● Extracted text:

◇ ◇ ◇ ◇ ◇

Much waited arrivalBoz Scaggs - Fade Into Light
3 stars (out of 5 stars)
Reviewed: Oct. 10, 2005
Review by Andy ArgyrakisHe may have first debuted as a member of the Steve Miller Band, but Boz Scaggs went on to much greater notoriety as a solo artist. He became one of the heaviest hitters throughout the 1970s thanks to his combination of jazz, pop, easy listening and blues spanning a string of smashes like "Lowdown," "Lido Shuffle," "Look What You've Done To Me" and "You Can Have Me Anytime." But despite that parade, the blue-eyed soul man was conspicuously absent from the spotlight throughout most of the 1980s, instead retreating to own a club in San Francisco and rake in past royalties. However, that all changed come a late 80s rebirth, tour with Steely Dan's Donald Fagan and a handful of additional solo albums throughout the 1990s.
One of the most sought after endeavors from that period was 1999's Fade Into Light, available only as a Japanese import in the States that became an instant collector's item fetching around $50 on various online auctions. In fact the demand's been so high, especially following Scaggs' 2004 double disc Greatest Hits Live, that Virgin is re-releasing the effort in America. For those who haven't already had the chance to hear it (or previous owners who want to upgrade to this DualDisc version) it's basically an odd mix of new songs, oldies revisited, a cover and bonus DVD footage. The two most familiar cuts are the Scaggs' original "Lowdown" and the Teddy Pendergrass remake "Love T.K.O.," neither of which are especially engaging, though both are pleasant in the stripped down soulful sense. Other unplugged selections include "Harbor Lights," "We're All Alone" and "Simone," all of which are placid and soothing, but lag behind with a somewhat sluggish quality.

◇ ◇ ◇ ◇ ◇

● Activity list:
a – Can you extract the part of the review of Fade Into Light starting with "Much waited arrivalBoz" and going on through "throughout the 1990s."?
b – Could you continue the review of Fade Into Light from the point where it stops?
The listing has nothing to do with this.

◇ ◇ ◇ ◇ ◇

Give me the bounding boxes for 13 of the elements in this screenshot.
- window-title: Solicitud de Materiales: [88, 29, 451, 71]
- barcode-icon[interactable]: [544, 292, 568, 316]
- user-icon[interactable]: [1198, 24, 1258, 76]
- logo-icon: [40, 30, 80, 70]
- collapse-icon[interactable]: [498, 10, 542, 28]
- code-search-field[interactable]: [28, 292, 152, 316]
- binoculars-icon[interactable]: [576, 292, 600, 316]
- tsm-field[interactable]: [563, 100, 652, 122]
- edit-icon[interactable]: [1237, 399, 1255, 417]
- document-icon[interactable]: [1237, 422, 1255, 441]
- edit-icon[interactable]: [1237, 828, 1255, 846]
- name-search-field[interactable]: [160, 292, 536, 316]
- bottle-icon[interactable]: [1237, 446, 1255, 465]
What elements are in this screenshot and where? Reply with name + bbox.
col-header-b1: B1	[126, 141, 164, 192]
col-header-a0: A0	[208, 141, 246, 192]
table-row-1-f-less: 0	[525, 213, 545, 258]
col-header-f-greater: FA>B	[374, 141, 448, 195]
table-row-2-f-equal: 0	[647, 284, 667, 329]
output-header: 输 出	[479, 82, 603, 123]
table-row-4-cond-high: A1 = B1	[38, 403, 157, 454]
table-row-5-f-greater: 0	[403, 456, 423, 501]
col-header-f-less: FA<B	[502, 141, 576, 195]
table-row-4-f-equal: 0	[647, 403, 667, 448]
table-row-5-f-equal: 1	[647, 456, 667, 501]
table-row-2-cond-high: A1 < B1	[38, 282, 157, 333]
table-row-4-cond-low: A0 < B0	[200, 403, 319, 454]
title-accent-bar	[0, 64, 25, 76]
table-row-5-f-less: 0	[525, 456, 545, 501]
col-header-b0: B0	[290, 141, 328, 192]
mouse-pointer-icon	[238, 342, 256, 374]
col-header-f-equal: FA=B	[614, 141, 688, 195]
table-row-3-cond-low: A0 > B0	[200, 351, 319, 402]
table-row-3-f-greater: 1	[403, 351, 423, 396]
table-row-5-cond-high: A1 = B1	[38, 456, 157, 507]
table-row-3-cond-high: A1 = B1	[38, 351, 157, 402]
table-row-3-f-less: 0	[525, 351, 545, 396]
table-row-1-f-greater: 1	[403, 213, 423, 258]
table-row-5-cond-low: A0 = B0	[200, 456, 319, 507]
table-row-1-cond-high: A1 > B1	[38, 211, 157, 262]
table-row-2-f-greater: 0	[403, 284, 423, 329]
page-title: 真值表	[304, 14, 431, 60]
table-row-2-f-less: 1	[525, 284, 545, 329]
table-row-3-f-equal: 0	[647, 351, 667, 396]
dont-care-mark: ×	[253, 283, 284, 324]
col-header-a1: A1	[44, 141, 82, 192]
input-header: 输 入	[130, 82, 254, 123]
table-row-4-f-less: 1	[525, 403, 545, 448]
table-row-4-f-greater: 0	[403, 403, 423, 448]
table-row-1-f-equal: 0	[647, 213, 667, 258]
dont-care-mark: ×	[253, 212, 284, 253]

◇ ◇ ◇ ◇ ◇

● List of answers:
a –
Much waited arrivalBoz Scaggs - Fade Into Light
3 stars (out of 5 stars)
Reviewed: Oct. 10, 2005
Review by Andy ArgyrakisHe may have first debuted as a member of the Steve Miller Band, but Boz Scaggs went on to much greater notoriety as a solo artist. He became one of the heaviest hitters throughout the 1970s thanks to his combination of jazz, pop, easy listening and blues spanning a string of smashes like "Lowdown," "Lido Shuffle," "Look What You've Done To Me" and "You Can Have Me Anytime." But despite that parade, the blue-eyed soul man was conspicuously absent from the spotlight throughout most of the 1980s, instead retreating to own a club in San Francisco and rake in past royalties. However, that all changed come a late 80s rebirth, tour with Steely Dan's Donald Fagan and a handful of additional solo albums throughout the 1990s.

b –
"I'll Be the One" resounds with a more lively temperament, melding Scaggs' silky pipes against electronic arrangements, while "Some Things Happen" skips with a retro dance shuffle. "Time" is also a track worth paying attention to, serving as the disc's most rousing number that's spiced up with a bustling bass line and brisk guitar parts. It's too bad the disc's remainder doesn't lean in this direction because that's clearly where Scaggs best stands out as a vocalist, especially considering the 70s AM sound is no longer vogue. But as it rests right now, the singer/songwriter falls many steps short of truly creating a masterpiece, though it's still worthy for completists and is thankfully finally available at a more reasonable price.